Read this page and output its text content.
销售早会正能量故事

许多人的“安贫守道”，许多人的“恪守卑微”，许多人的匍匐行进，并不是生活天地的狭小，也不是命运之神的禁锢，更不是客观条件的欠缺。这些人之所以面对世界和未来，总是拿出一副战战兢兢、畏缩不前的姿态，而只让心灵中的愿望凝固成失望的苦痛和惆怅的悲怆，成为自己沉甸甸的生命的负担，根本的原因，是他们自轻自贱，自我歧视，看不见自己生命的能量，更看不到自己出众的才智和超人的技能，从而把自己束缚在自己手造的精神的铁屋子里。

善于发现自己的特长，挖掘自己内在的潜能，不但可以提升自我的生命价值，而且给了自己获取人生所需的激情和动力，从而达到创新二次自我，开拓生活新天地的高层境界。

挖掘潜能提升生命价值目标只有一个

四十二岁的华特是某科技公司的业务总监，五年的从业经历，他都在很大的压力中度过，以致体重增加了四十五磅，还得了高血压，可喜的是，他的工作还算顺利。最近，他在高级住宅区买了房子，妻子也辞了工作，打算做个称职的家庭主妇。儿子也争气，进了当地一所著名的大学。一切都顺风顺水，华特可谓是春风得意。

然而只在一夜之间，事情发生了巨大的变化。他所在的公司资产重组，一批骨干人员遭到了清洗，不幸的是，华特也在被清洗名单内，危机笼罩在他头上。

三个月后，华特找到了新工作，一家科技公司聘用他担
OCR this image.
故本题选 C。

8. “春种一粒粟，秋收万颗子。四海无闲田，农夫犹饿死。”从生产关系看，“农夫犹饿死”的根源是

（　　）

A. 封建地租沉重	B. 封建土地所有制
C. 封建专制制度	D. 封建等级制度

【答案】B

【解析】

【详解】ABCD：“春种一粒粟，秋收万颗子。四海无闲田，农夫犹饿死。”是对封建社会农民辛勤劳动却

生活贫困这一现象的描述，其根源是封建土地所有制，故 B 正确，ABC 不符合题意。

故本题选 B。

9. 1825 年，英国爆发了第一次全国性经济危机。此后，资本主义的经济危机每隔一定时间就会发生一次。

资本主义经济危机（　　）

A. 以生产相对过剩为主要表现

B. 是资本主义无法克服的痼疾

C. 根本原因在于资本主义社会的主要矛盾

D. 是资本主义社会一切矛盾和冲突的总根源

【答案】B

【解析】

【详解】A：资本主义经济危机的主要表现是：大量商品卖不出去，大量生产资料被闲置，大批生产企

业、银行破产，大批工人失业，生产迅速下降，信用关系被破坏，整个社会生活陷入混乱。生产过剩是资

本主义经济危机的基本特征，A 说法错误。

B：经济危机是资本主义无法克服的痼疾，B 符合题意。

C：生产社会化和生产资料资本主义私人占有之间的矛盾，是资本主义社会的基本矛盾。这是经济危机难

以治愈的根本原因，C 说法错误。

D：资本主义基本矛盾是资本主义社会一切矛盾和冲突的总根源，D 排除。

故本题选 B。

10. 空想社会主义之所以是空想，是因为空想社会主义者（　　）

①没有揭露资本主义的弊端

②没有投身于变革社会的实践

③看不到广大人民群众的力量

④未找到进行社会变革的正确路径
================================
_WORK REQUIRED_
Find the lines containing "说法错误" and pull them out.

_REPLY TO THE EXERCISE_
本主义经济危机的基本特征，A 说法错误。
以治愈的根本原因，C 说法错误。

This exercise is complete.